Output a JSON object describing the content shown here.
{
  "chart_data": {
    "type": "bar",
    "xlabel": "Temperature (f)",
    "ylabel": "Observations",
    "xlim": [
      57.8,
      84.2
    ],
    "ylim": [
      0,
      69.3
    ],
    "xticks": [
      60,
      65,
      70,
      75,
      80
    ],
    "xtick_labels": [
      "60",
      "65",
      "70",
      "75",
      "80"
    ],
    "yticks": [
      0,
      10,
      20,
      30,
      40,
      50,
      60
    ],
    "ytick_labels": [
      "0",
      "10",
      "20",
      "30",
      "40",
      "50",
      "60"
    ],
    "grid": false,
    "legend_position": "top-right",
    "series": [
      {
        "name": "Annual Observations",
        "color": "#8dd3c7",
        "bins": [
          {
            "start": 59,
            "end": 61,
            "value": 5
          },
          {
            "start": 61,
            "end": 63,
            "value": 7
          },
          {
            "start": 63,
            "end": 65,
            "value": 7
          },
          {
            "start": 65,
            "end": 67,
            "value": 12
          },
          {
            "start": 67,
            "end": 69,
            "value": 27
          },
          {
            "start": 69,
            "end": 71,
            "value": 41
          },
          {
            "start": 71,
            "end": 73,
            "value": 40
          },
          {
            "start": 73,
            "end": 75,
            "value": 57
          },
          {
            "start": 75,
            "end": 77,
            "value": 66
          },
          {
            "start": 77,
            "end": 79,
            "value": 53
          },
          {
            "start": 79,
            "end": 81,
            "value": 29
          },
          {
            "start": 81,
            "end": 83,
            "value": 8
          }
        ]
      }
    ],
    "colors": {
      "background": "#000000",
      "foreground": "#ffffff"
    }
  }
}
==========
◆ TASK INSTRUCTIONS
Which lines include the word "Observations"? Copy every one of them.

◆ TASK RESULT
    "ylabel": "Observations",
        "name": "Annual Observations",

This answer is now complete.